**TASK REQUIREMENTS:**
Copy every line in which the string "Boonan" occurs.
-- START DATA TO USE --
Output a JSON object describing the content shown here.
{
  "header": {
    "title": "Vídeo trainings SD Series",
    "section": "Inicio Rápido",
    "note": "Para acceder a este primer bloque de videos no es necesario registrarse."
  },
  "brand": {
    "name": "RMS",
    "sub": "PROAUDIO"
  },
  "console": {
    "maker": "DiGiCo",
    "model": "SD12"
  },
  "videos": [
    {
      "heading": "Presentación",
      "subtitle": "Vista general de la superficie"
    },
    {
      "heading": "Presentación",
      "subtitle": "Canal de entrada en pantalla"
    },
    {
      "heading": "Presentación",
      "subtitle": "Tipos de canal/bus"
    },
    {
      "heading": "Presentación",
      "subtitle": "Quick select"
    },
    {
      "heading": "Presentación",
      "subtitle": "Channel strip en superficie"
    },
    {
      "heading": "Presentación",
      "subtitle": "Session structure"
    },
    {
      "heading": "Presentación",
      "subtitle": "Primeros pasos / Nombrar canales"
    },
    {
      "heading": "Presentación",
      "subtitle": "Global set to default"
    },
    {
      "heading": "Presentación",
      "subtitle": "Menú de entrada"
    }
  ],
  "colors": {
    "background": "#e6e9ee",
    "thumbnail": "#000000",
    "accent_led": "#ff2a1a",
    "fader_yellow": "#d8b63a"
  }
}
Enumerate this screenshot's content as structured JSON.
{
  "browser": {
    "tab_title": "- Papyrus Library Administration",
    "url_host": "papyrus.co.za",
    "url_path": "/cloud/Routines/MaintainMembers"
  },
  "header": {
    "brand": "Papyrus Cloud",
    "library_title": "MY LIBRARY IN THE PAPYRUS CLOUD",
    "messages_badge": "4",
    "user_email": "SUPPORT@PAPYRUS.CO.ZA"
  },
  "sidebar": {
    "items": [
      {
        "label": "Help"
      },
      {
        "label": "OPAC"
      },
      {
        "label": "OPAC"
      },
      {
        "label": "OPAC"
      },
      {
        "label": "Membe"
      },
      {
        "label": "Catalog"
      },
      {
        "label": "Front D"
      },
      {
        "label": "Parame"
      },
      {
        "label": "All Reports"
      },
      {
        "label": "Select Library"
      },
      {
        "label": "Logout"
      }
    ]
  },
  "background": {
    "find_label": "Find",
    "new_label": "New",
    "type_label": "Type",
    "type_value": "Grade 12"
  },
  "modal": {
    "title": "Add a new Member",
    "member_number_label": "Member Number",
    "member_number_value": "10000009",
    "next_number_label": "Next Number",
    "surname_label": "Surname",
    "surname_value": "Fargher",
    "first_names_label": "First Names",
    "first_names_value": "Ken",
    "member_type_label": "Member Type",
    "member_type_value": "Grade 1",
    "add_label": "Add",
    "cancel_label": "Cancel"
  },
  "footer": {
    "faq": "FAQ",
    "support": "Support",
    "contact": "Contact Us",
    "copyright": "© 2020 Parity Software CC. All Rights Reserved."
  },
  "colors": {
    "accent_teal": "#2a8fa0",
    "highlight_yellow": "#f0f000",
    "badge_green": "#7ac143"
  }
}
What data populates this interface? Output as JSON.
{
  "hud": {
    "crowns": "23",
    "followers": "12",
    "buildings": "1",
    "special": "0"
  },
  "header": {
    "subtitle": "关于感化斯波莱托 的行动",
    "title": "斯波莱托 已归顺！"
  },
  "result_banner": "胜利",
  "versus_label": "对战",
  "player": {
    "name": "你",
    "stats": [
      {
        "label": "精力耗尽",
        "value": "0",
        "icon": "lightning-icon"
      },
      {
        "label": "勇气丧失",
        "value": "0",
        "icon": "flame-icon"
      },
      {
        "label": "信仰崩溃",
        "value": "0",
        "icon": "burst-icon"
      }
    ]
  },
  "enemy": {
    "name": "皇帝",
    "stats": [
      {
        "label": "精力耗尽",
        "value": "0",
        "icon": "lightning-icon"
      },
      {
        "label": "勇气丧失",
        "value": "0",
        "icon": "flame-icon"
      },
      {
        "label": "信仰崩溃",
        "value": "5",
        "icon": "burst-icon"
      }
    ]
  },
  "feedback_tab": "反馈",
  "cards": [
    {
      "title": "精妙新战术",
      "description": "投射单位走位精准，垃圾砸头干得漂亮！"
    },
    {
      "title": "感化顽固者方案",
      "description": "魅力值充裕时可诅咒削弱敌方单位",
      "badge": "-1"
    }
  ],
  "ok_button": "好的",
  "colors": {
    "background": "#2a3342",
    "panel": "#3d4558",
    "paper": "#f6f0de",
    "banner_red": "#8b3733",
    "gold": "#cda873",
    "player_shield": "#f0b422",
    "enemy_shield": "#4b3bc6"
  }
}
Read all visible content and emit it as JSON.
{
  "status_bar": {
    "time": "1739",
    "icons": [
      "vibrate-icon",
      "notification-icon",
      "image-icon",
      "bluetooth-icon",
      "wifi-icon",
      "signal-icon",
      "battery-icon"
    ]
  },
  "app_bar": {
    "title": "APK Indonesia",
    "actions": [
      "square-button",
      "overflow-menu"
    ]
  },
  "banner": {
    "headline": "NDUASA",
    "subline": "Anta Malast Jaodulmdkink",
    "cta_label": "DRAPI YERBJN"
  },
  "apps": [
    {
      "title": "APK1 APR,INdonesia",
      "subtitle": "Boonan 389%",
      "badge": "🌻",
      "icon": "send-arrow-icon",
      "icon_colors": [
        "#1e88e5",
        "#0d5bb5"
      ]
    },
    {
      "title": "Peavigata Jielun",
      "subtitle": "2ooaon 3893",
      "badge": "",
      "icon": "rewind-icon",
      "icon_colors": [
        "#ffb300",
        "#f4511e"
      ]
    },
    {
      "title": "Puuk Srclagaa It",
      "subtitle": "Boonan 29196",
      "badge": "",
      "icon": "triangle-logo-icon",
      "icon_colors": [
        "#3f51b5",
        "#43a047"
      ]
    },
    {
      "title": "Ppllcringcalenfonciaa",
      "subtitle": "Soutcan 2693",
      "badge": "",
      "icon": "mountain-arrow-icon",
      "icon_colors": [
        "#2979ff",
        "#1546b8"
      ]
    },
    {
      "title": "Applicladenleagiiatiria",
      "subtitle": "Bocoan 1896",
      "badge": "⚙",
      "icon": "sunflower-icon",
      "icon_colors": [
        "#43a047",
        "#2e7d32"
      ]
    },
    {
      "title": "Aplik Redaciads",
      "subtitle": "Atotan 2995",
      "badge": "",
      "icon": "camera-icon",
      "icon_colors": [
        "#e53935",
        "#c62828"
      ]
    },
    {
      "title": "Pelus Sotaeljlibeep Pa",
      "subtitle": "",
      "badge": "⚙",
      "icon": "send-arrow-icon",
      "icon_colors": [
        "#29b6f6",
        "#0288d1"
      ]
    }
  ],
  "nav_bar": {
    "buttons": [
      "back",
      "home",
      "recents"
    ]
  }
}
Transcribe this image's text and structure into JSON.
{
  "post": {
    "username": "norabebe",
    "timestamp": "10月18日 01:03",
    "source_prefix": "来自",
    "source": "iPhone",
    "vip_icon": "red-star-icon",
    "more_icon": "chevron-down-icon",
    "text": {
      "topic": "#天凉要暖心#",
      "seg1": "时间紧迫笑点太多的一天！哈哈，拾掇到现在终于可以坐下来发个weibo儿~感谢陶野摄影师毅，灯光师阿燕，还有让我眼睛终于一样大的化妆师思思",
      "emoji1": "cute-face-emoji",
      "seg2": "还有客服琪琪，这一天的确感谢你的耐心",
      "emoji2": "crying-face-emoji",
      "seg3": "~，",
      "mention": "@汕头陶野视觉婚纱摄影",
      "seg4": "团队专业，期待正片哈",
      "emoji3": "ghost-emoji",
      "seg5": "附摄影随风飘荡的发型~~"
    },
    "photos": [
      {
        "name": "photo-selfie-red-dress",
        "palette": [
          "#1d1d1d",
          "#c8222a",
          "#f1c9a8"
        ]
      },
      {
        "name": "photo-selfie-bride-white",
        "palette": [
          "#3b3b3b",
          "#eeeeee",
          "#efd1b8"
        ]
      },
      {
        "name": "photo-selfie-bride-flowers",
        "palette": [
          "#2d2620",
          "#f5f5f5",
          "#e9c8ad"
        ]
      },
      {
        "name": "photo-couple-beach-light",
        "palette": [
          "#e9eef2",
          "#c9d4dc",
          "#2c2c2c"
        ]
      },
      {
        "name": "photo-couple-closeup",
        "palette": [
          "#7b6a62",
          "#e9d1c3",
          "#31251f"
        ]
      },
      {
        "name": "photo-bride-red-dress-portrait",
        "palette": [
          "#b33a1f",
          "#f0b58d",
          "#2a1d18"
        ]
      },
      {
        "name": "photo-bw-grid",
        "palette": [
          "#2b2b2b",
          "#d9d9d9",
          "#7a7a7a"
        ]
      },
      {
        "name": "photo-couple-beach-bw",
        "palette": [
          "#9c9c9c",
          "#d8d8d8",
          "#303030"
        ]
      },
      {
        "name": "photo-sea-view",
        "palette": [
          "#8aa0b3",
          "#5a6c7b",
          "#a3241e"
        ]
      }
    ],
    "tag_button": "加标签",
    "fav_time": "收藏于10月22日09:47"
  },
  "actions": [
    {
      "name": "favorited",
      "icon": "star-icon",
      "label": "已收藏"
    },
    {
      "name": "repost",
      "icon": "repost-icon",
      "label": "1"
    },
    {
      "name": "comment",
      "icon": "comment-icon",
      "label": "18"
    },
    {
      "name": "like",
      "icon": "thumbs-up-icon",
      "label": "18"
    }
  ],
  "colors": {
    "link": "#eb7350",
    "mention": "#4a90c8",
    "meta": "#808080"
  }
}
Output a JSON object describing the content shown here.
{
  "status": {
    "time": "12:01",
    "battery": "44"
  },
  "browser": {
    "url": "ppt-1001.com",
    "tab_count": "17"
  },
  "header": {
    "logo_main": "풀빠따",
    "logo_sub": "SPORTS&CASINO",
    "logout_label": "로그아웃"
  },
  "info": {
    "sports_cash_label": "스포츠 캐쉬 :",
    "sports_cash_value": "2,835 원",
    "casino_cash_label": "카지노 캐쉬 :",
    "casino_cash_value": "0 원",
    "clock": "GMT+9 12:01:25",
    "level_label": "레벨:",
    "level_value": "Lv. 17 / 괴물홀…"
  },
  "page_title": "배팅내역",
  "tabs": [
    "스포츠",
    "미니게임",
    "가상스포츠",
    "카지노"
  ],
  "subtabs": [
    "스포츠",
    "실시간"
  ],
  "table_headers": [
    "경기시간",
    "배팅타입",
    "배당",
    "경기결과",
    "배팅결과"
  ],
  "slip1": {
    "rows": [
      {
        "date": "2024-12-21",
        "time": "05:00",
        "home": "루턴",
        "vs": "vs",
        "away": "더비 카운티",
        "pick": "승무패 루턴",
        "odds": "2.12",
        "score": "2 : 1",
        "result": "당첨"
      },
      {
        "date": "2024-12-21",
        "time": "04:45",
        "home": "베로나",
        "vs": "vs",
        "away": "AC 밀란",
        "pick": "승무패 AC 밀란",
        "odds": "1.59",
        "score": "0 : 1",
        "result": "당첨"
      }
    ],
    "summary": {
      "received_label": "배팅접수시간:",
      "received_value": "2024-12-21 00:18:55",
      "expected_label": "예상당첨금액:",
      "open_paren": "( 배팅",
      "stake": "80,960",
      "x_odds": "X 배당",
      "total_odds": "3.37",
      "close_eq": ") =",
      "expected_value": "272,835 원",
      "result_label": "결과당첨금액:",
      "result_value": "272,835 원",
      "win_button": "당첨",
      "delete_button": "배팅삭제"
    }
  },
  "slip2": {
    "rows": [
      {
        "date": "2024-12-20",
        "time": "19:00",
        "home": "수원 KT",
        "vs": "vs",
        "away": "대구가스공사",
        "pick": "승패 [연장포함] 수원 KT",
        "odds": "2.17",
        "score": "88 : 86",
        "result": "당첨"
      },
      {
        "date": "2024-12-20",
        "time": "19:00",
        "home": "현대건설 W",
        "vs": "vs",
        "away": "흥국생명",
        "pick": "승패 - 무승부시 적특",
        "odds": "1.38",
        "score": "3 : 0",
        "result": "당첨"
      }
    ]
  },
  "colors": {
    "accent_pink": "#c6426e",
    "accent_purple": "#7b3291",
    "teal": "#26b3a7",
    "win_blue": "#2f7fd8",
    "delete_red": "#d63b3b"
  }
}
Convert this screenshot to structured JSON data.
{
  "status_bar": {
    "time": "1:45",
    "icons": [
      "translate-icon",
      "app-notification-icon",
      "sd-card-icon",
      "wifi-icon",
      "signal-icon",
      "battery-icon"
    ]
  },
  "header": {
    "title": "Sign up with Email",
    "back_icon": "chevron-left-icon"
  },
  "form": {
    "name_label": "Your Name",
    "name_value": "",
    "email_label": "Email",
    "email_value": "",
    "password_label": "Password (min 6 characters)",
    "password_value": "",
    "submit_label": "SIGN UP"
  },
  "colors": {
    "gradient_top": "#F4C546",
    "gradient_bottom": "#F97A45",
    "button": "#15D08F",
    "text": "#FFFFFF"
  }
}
-- END DATA TO USE --
**OUTPUT BELOW:**
      "subtitle": "Boonan 389%",
      "subtitle": "Boonan 29196",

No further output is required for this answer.